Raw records
==========

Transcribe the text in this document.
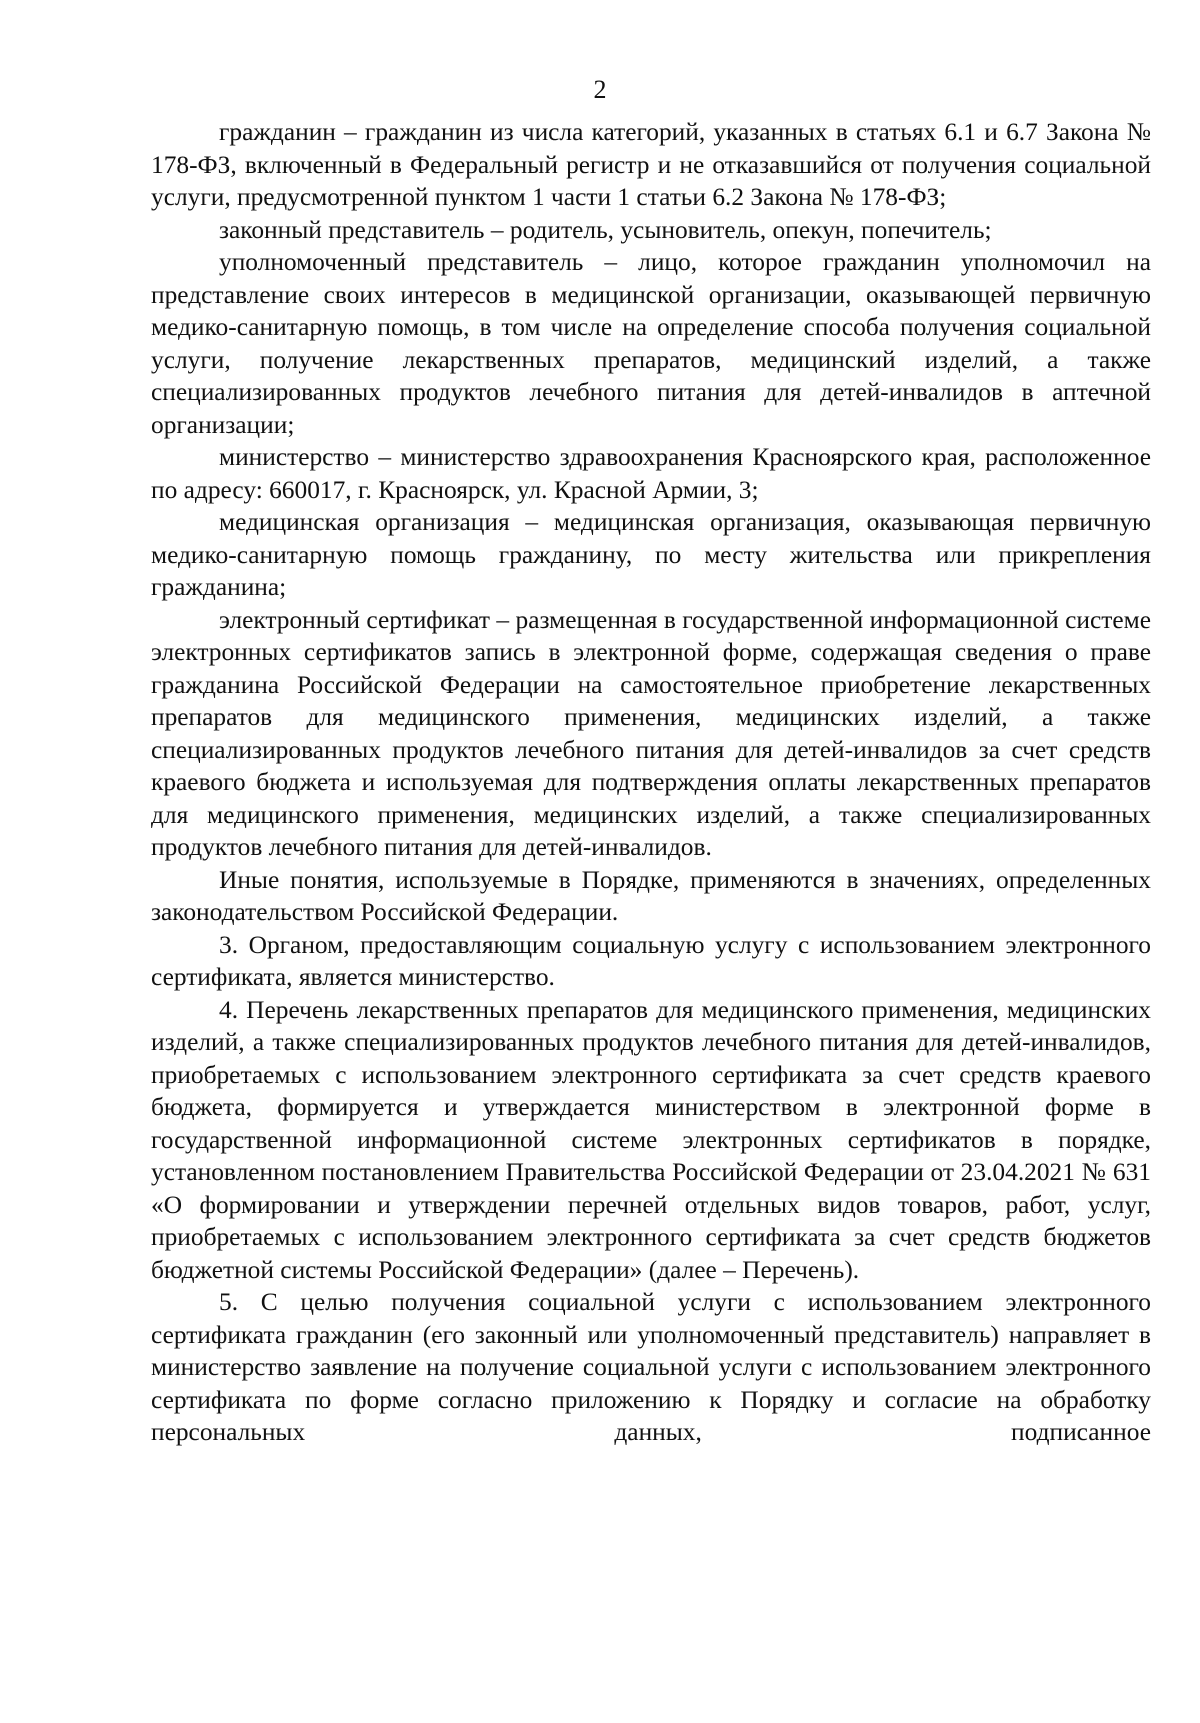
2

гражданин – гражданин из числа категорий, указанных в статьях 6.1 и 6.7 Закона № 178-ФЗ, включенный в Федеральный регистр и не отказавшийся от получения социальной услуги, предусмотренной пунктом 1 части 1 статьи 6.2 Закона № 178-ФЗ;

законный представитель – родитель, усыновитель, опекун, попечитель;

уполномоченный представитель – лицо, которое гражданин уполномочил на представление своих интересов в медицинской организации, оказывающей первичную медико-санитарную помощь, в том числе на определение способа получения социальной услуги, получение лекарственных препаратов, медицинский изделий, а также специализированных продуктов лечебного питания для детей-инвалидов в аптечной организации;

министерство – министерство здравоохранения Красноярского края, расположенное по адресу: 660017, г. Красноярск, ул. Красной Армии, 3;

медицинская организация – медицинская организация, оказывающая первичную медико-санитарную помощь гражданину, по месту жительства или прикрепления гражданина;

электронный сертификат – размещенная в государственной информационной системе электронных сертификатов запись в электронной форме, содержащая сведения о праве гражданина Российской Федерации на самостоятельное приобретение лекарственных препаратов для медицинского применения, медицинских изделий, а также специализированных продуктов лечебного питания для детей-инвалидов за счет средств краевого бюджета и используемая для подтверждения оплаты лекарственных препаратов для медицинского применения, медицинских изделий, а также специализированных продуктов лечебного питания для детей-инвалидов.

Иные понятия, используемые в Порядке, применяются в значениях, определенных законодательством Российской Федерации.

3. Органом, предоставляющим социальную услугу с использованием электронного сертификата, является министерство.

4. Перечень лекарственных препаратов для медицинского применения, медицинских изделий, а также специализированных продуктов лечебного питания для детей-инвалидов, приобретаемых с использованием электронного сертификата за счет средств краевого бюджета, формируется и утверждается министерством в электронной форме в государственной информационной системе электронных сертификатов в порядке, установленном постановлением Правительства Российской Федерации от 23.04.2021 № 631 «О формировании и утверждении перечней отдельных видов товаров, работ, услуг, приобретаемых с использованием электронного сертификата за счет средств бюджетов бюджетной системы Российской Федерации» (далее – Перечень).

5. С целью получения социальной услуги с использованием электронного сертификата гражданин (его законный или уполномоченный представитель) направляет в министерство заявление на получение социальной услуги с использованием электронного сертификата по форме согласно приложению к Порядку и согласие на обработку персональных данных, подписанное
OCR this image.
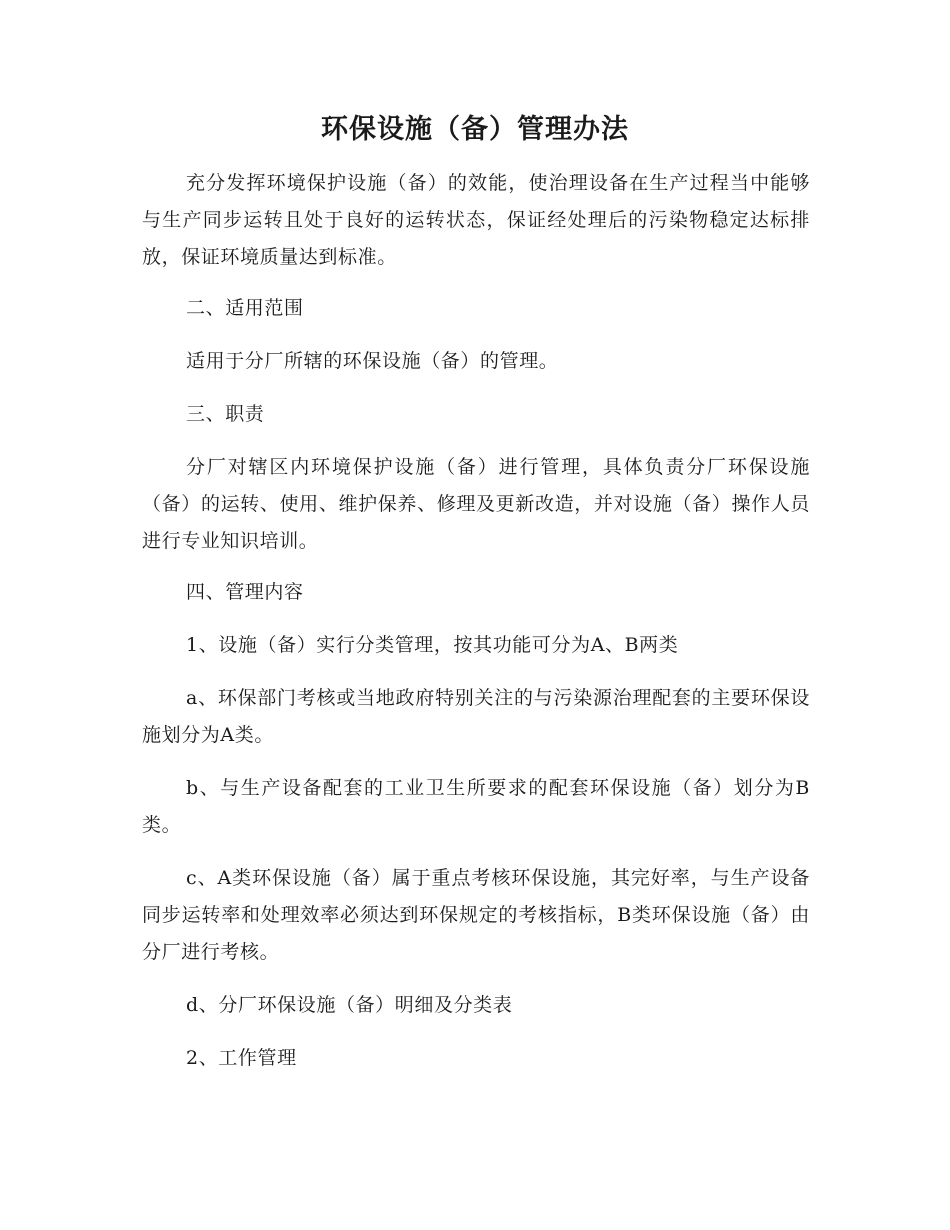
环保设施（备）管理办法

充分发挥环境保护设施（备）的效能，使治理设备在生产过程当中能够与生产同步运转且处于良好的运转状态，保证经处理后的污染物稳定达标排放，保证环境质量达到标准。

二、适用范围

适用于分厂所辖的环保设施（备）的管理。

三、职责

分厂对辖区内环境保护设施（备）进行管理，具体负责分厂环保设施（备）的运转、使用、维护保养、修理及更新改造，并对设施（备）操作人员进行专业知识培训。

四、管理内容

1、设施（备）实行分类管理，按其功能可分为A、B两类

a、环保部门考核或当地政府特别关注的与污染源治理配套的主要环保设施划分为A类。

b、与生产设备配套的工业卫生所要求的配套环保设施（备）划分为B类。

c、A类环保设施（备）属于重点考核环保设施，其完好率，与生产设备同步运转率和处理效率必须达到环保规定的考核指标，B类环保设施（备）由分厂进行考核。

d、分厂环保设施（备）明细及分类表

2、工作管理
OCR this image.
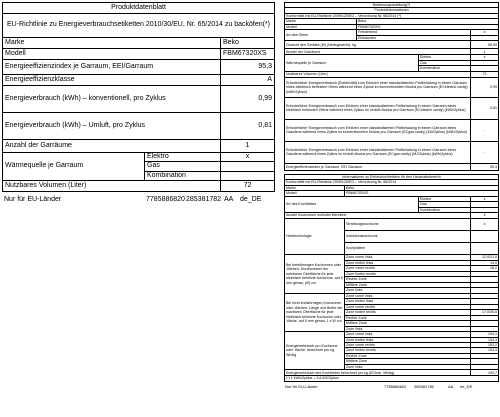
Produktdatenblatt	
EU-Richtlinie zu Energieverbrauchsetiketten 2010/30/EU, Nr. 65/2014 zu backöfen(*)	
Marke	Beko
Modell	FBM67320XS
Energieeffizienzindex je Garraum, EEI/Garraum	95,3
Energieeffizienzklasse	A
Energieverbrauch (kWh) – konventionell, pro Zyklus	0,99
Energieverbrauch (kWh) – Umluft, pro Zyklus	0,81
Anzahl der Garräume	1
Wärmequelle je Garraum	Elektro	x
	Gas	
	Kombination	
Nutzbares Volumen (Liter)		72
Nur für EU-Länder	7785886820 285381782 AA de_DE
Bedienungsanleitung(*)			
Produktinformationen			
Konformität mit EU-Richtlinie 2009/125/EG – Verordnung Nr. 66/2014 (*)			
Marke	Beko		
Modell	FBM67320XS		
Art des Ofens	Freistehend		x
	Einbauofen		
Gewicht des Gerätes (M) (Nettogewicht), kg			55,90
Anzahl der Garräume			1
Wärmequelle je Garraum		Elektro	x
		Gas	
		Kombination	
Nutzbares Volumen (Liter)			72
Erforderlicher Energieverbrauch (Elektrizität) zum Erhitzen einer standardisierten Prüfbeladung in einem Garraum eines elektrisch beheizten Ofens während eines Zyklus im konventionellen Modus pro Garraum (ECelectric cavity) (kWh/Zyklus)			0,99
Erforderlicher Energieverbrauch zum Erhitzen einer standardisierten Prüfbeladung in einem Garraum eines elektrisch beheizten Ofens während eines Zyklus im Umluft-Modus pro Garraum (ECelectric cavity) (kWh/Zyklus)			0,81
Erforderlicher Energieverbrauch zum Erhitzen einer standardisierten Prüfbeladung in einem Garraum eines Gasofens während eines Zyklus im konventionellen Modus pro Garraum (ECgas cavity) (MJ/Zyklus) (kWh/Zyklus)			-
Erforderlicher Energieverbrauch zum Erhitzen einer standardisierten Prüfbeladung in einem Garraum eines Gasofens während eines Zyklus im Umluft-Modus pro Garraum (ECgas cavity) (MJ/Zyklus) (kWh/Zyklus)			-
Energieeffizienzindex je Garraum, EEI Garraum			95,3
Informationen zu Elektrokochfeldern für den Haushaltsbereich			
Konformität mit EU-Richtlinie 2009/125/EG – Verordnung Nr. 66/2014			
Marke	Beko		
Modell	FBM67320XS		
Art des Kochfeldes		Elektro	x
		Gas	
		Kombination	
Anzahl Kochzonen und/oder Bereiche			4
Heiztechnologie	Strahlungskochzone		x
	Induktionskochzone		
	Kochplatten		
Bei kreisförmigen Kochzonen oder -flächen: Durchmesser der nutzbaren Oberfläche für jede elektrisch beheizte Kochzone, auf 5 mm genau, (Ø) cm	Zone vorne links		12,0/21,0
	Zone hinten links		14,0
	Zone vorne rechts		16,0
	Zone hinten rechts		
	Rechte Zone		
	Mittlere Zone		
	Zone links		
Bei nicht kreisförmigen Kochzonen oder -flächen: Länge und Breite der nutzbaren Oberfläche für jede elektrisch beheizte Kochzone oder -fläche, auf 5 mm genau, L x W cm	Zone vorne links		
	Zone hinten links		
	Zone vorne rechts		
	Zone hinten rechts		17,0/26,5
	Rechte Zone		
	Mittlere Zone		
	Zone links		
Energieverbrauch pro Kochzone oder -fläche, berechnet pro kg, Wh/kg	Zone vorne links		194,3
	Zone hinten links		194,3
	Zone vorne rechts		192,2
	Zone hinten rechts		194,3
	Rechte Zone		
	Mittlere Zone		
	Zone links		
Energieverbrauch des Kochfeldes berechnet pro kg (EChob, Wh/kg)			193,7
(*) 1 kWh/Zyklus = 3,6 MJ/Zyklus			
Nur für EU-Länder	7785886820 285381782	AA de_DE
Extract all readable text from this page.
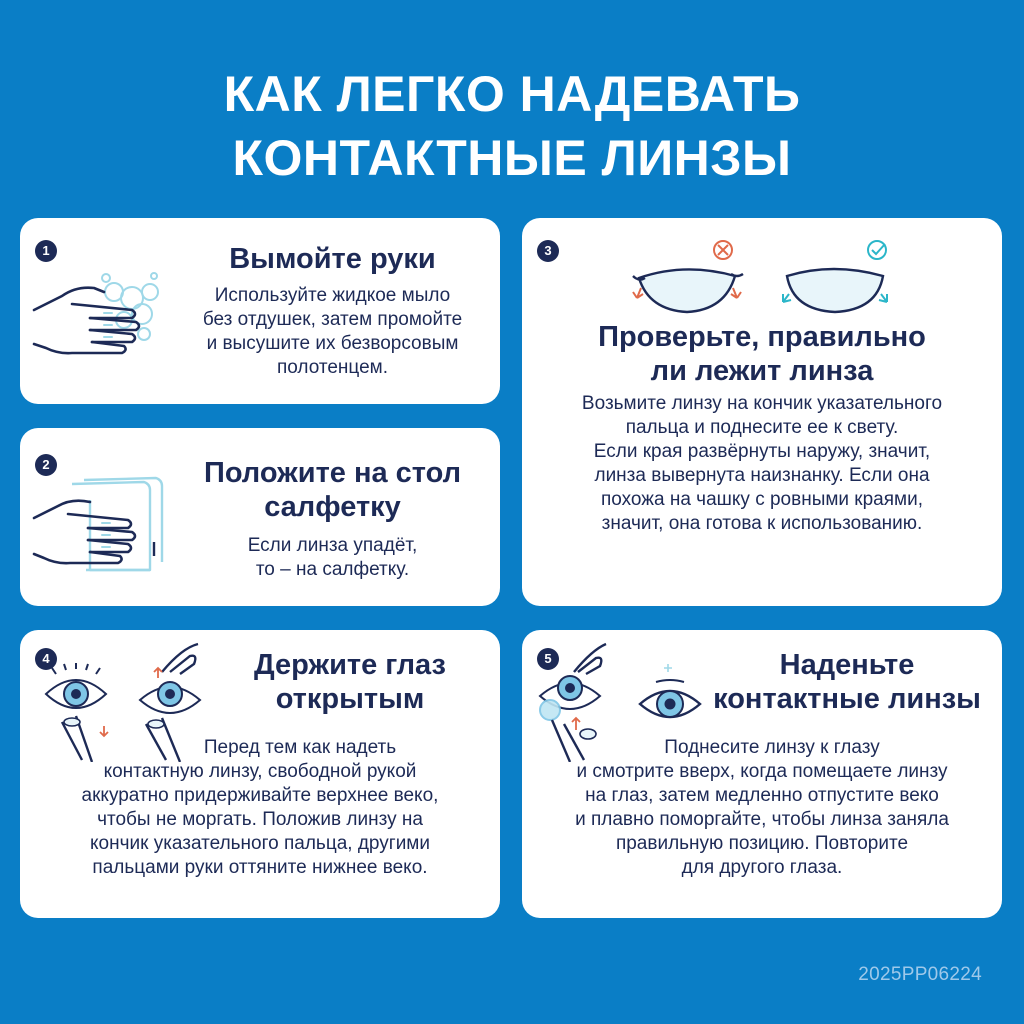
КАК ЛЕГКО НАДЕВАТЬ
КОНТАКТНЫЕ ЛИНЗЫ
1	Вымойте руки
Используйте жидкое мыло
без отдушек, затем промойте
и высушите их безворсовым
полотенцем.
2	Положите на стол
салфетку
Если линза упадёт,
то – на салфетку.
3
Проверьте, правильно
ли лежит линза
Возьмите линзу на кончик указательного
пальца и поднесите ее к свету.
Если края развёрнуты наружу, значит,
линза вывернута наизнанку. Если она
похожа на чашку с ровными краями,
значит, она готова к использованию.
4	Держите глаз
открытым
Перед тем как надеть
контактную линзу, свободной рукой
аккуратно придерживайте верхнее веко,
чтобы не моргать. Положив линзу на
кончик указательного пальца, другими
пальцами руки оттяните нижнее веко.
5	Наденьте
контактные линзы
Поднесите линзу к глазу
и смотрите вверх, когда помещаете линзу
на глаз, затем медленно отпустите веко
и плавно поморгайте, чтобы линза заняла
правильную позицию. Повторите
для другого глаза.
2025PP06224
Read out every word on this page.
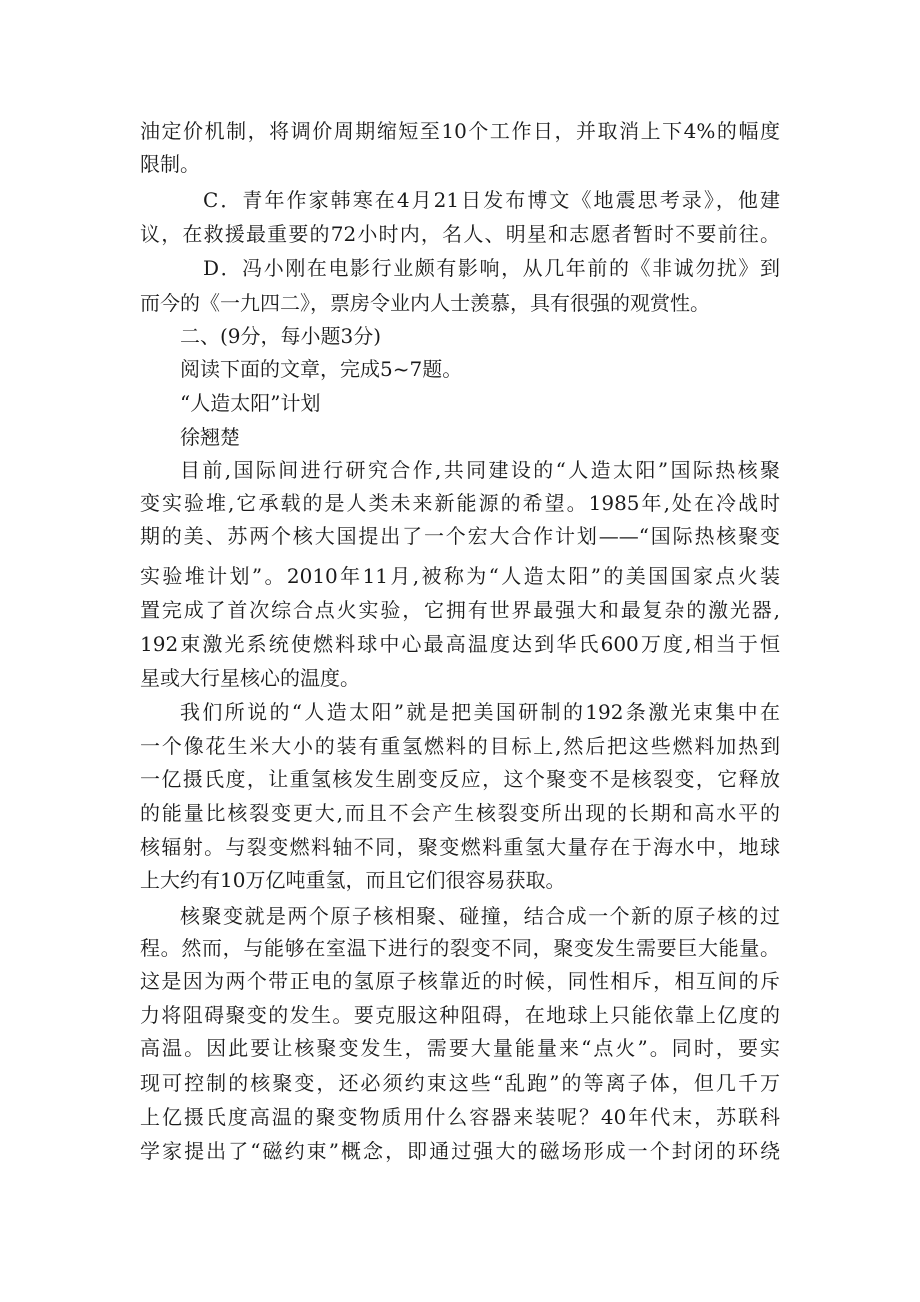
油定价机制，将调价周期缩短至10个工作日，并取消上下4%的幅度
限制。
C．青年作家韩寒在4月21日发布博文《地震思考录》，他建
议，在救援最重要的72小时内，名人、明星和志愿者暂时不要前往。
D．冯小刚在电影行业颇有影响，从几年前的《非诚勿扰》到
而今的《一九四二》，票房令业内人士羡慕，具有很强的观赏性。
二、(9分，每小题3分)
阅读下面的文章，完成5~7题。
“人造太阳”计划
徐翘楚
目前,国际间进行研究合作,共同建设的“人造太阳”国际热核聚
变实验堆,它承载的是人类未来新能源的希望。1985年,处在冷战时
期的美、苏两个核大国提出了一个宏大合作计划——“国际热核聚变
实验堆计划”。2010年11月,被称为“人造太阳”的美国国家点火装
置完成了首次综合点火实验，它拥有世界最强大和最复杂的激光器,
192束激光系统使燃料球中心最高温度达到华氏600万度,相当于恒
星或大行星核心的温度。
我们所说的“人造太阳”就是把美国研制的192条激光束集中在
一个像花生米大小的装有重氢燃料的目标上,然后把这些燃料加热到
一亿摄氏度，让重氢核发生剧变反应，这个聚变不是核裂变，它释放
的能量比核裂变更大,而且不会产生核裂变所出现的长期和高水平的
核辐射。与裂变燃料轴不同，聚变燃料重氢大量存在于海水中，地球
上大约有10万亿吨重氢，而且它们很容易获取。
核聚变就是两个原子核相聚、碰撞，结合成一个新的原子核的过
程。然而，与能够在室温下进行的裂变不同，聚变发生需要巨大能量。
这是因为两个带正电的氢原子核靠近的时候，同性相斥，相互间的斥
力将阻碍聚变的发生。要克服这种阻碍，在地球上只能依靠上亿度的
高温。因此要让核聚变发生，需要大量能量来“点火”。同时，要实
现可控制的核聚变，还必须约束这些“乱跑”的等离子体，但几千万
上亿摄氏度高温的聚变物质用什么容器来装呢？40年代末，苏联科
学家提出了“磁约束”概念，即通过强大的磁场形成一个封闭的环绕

==========

Directions for this task:
Find the line containing "Extract all readable text from this page." in the listing above. Restate it and every line after it, word for word, through the final line, leaving out the pictures.

Worked answer:
Extract all readable text from this page.
КАК ЛЕГКО НАДЕВАТЬ
КОНТАКТНЫЕ ЛИНЗЫ
1	Вымойте руки
Используйте жидкое мыло
без отдушек, затем промойте
и высушите их безворсовым
полотенцем.
2	Положите на стол
салфетку
Если линза упадёт,
то – на салфетку.
3
Проверьте, правильно
ли лежит линза
Возьмите линзу на кончик указательного
пальца и поднесите ее к свету.
Если края развёрнуты наружу, значит,
линза вывернута наизнанку. Если она
похожа на чашку с ровными краями,
значит, она готова к использованию.
4	Держите глаз
открытым
Перед тем как надеть
контактную линзу, свободной рукой
аккуратно придерживайте верхнее веко,
чтобы не моргать. Положив линзу на
кончик указательного пальца, другими
пальцами руки оттяните нижнее веко.
5	Наденьте
контактные линзы
Поднесите линзу к глазу
и смотрите вверх, когда помещаете линзу
на глаз, затем медленно отпустите веко
и плавно поморгайте, чтобы линза заняла
правильную позицию. Повторите
для другого глаза.
2025PP06224
Read out every word on this page.
油定价机制，将调价周期缩短至10个工作日，并取消上下4%的幅度
限制。
C．青年作家韩寒在4月21日发布博文《地震思考录》，他建
议，在救援最重要的72小时内，名人、明星和志愿者暂时不要前往。
D．冯小刚在电影行业颇有影响，从几年前的《非诚勿扰》到
而今的《一九四二》，票房令业内人士羡慕，具有很强的观赏性。
二、(9分，每小题3分)
阅读下面的文章，完成5~7题。
“人造太阳”计划
徐翘楚
目前,国际间进行研究合作,共同建设的“人造太阳”国际热核聚
变实验堆,它承载的是人类未来新能源的希望。1985年,处在冷战时
期的美、苏两个核大国提出了一个宏大合作计划——“国际热核聚变
实验堆计划”。2010年11月,被称为“人造太阳”的美国国家点火装
置完成了首次综合点火实验，它拥有世界最强大和最复杂的激光器,
192束激光系统使燃料球中心最高温度达到华氏600万度,相当于恒
星或大行星核心的温度。
我们所说的“人造太阳”就是把美国研制的192条激光束集中在
一个像花生米大小的装有重氢燃料的目标上,然后把这些燃料加热到
一亿摄氏度，让重氢核发生剧变反应，这个聚变不是核裂变，它释放
的能量比核裂变更大,而且不会产生核裂变所出现的长期和高水平的
核辐射。与裂变燃料轴不同，聚变燃料重氢大量存在于海水中，地球
上大约有10万亿吨重氢，而且它们很容易获取。
核聚变就是两个原子核相聚、碰撞，结合成一个新的原子核的过
程。然而，与能够在室温下进行的裂变不同，聚变发生需要巨大能量。
这是因为两个带正电的氢原子核靠近的时候，同性相斥，相互间的斥
力将阻碍聚变的发生。要克服这种阻碍，在地球上只能依靠上亿度的
高温。因此要让核聚变发生，需要大量能量来“点火”。同时，要实
现可控制的核聚变，还必须约束这些“乱跑”的等离子体，但几千万
上亿摄氏度高温的聚变物质用什么容器来装呢？40年代末，苏联科
学家提出了“磁约束”概念，即通过强大的磁场形成一个封闭的环绕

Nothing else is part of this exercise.